==== Recorded data ====
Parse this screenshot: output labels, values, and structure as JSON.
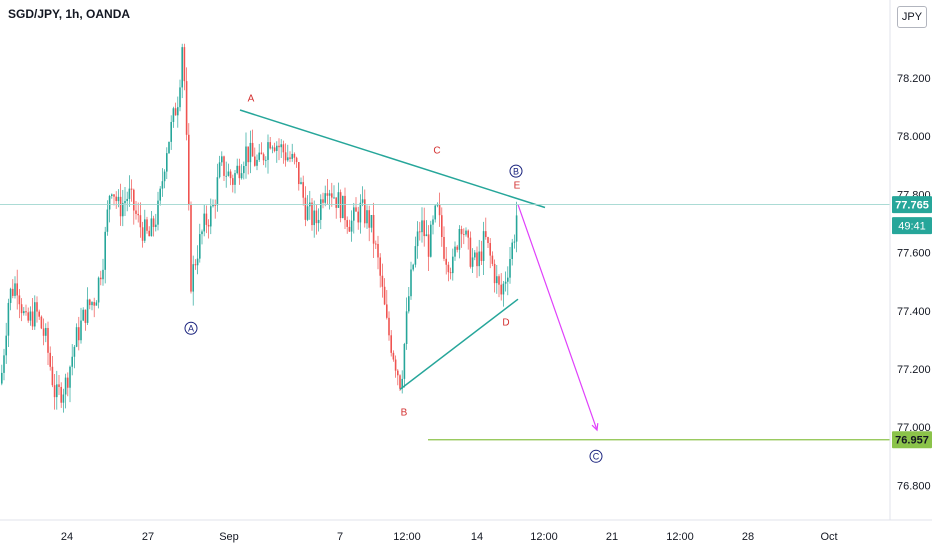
{
  "header": {
    "symbol": "SGD/JPY, 1h, OANDA",
    "currency": "JPY"
  },
  "colors": {
    "candle_up": "#26a69a",
    "candle_down": "#ef5350",
    "trendline": "#26a69a",
    "projection": "#e040fb",
    "target_line": "#8bc34a",
    "wave_label_minor": "#d32f2f",
    "wave_label_major": "#1a237e",
    "price_badge": "#26a69a",
    "target_badge": "#8bc34a"
  },
  "chart_data": {
    "type": "candlestick",
    "instrument": "SGD/JPY",
    "timeframe": "1h",
    "source": "OANDA",
    "ylim": [
      76.62,
      78.4
    ],
    "y_ticks": [
      "78.200",
      "78.000",
      "77.800",
      "77.600",
      "77.400",
      "77.200",
      "77.000",
      "76.800"
    ],
    "top_tick_partial": "7",
    "x_ticks": [
      "24",
      "27",
      "Sep",
      "7",
      "12:00",
      "14",
      "12:00",
      "21",
      "12:00",
      "28",
      "Oct"
    ],
    "price_path": [
      [
        0,
        77.15
      ],
      [
        8,
        77.45
      ],
      [
        16,
        77.5
      ],
      [
        25,
        77.35
      ],
      [
        35,
        77.4
      ],
      [
        45,
        77.3
      ],
      [
        55,
        77.1
      ],
      [
        65,
        77.15
      ],
      [
        75,
        77.3
      ],
      [
        85,
        77.4
      ],
      [
        95,
        77.45
      ],
      [
        103,
        77.6
      ],
      [
        110,
        77.85
      ],
      [
        118,
        77.75
      ],
      [
        128,
        77.8
      ],
      [
        138,
        77.7
      ],
      [
        148,
        77.65
      ],
      [
        158,
        77.75
      ],
      [
        165,
        77.95
      ],
      [
        172,
        78.05
      ],
      [
        178,
        78.15
      ],
      [
        182,
        78.35
      ],
      [
        186,
        77.95
      ],
      [
        190,
        77.5
      ],
      [
        196,
        77.6
      ],
      [
        204,
        77.7
      ],
      [
        212,
        77.75
      ],
      [
        220,
        77.9
      ],
      [
        232,
        77.85
      ],
      [
        245,
        77.95
      ],
      [
        258,
        77.9
      ],
      [
        270,
        78.0
      ],
      [
        282,
        77.95
      ],
      [
        295,
        77.9
      ],
      [
        305,
        77.75
      ],
      [
        315,
        77.7
      ],
      [
        325,
        77.85
      ],
      [
        333,
        77.8
      ],
      [
        342,
        77.75
      ],
      [
        350,
        77.7
      ],
      [
        360,
        77.75
      ],
      [
        370,
        77.7
      ],
      [
        378,
        77.55
      ],
      [
        386,
        77.35
      ],
      [
        393,
        77.25
      ],
      [
        400,
        77.15
      ],
      [
        408,
        77.45
      ],
      [
        414,
        77.6
      ],
      [
        420,
        77.7
      ],
      [
        428,
        77.62
      ],
      [
        436,
        77.75
      ],
      [
        444,
        77.6
      ],
      [
        452,
        77.55
      ],
      [
        460,
        77.72
      ],
      [
        468,
        77.6
      ],
      [
        476,
        77.55
      ],
      [
        484,
        77.65
      ],
      [
        492,
        77.55
      ],
      [
        500,
        77.45
      ],
      [
        507,
        77.55
      ],
      [
        513,
        77.65
      ],
      [
        517,
        77.765
      ]
    ],
    "last_price": "77.765",
    "countdown": "49:41",
    "target_price": "76.957",
    "wave_labels": {
      "minor": [
        {
          "label": "A",
          "x": 251,
          "y": 78.12
        },
        {
          "label": "B",
          "x": 404,
          "y": 77.04
        },
        {
          "label": "C",
          "x": 437,
          "y": 77.94
        },
        {
          "label": "D",
          "x": 506,
          "y": 77.35
        },
        {
          "label": "E",
          "x": 517,
          "y": 77.82
        }
      ],
      "major": [
        {
          "label": "A",
          "x": 191,
          "y": 77.34
        },
        {
          "label": "B",
          "x": 516,
          "y": 77.88
        },
        {
          "label": "C",
          "x": 596,
          "y": 76.9
        }
      ]
    },
    "trendlines": [
      {
        "name": "upper",
        "x": [
          240,
          545
        ],
        "y": [
          78.09,
          77.755
        ]
      },
      {
        "name": "lower",
        "x": [
          400,
          518
        ],
        "y": [
          77.13,
          77.44
        ]
      }
    ],
    "projection": {
      "x": [
        518,
        597
      ],
      "y": [
        77.765,
        76.99
      ]
    },
    "target_line_x_start": 428
  }
}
====
● What you are asked to do:
Every line should be retyped exactly, with the pictures omitted.

● Output below:
Parse this screenshot: output labels, values, and structure as JSON.
{
  "header": {
    "symbol": "SGD/JPY, 1h, OANDA",
    "currency": "JPY"
  },
  "colors": {
    "candle_up": "#26a69a",
    "candle_down": "#ef5350",
    "trendline": "#26a69a",
    "projection": "#e040fb",
    "target_line": "#8bc34a",
    "wave_label_minor": "#d32f2f",
    "wave_label_major": "#1a237e",
    "price_badge": "#26a69a",
    "target_badge": "#8bc34a"
  },
  "chart_data": {
    "type": "candlestick",
    "instrument": "SGD/JPY",
    "timeframe": "1h",
    "source": "OANDA",
    "ylim": [
      76.62,
      78.4
    ],
    "y_ticks": [
      "78.200",
      "78.000",
      "77.800",
      "77.600",
      "77.400",
      "77.200",
      "77.000",
      "76.800"
    ],
    "top_tick_partial": "7",
    "x_ticks": [
      "24",
      "27",
      "Sep",
      "7",
      "12:00",
      "14",
      "12:00",
      "21",
      "12:00",
      "28",
      "Oct"
    ],
    "price_path": [
      [
        0,
        77.15
      ],
      [
        8,
        77.45
      ],
      [
        16,
        77.5
      ],
      [
        25,
        77.35
      ],
      [
        35,
        77.4
      ],
      [
        45,
        77.3
      ],
      [
        55,
        77.1
      ],
      [
        65,
        77.15
      ],
      [
        75,
        77.3
      ],
      [
        85,
        77.4
      ],
      [
        95,
        77.45
      ],
      [
        103,
        77.6
      ],
      [
        110,
        77.85
      ],
      [
        118,
        77.75
      ],
      [
        128,
        77.8
      ],
      [
        138,
        77.7
      ],
      [
        148,
        77.65
      ],
      [
        158,
        77.75
      ],
      [
        165,
        77.95
      ],
      [
        172,
        78.05
      ],
      [
        178,
        78.15
      ],
      [
        182,
        78.35
      ],
      [
        186,
        77.95
      ],
      [
        190,
        77.5
      ],
      [
        196,
        77.6
      ],
      [
        204,
        77.7
      ],
      [
        212,
        77.75
      ],
      [
        220,
        77.9
      ],
      [
        232,
        77.85
      ],
      [
        245,
        77.95
      ],
      [
        258,
        77.9
      ],
      [
        270,
        78.0
      ],
      [
        282,
        77.95
      ],
      [
        295,
        77.9
      ],
      [
        305,
        77.75
      ],
      [
        315,
        77.7
      ],
      [
        325,
        77.85
      ],
      [
        333,
        77.8
      ],
      [
        342,
        77.75
      ],
      [
        350,
        77.7
      ],
      [
        360,
        77.75
      ],
      [
        370,
        77.7
      ],
      [
        378,
        77.55
      ],
      [
        386,
        77.35
      ],
      [
        393,
        77.25
      ],
      [
        400,
        77.15
      ],
      [
        408,
        77.45
      ],
      [
        414,
        77.6
      ],
      [
        420,
        77.7
      ],
      [
        428,
        77.62
      ],
      [
        436,
        77.75
      ],
      [
        444,
        77.6
      ],
      [
        452,
        77.55
      ],
      [
        460,
        77.72
      ],
      [
        468,
        77.6
      ],
      [
        476,
        77.55
      ],
      [
        484,
        77.65
      ],
      [
        492,
        77.55
      ],
      [
        500,
        77.45
      ],
      [
        507,
        77.55
      ],
      [
        513,
        77.65
      ],
      [
        517,
        77.765
      ]
    ],
    "last_price": "77.765",
    "countdown": "49:41",
    "target_price": "76.957",
    "wave_labels": {
      "minor": [
        {
          "label": "A",
          "x": 251,
          "y": 78.12
        },
        {
          "label": "B",
          "x": 404,
          "y": 77.04
        },
        {
          "label": "C",
          "x": 437,
          "y": 77.94
        },
        {
          "label": "D",
          "x": 506,
          "y": 77.35
        },
        {
          "label": "E",
          "x": 517,
          "y": 77.82
        }
      ],
      "major": [
        {
          "label": "A",
          "x": 191,
          "y": 77.34
        },
        {
          "label": "B",
          "x": 516,
          "y": 77.88
        },
        {
          "label": "C",
          "x": 596,
          "y": 76.9
        }
      ]
    },
    "trendlines": [
      {
        "name": "upper",
        "x": [
          240,
          545
        ],
        "y": [
          78.09,
          77.755
        ]
      },
      {
        "name": "lower",
        "x": [
          400,
          518
        ],
        "y": [
          77.13,
          77.44
        ]
      }
    ],
    "projection": {
      "x": [
        518,
        597
      ],
      "y": [
        77.765,
        76.99
      ]
    },
    "target_line_x_start": 428
  }
}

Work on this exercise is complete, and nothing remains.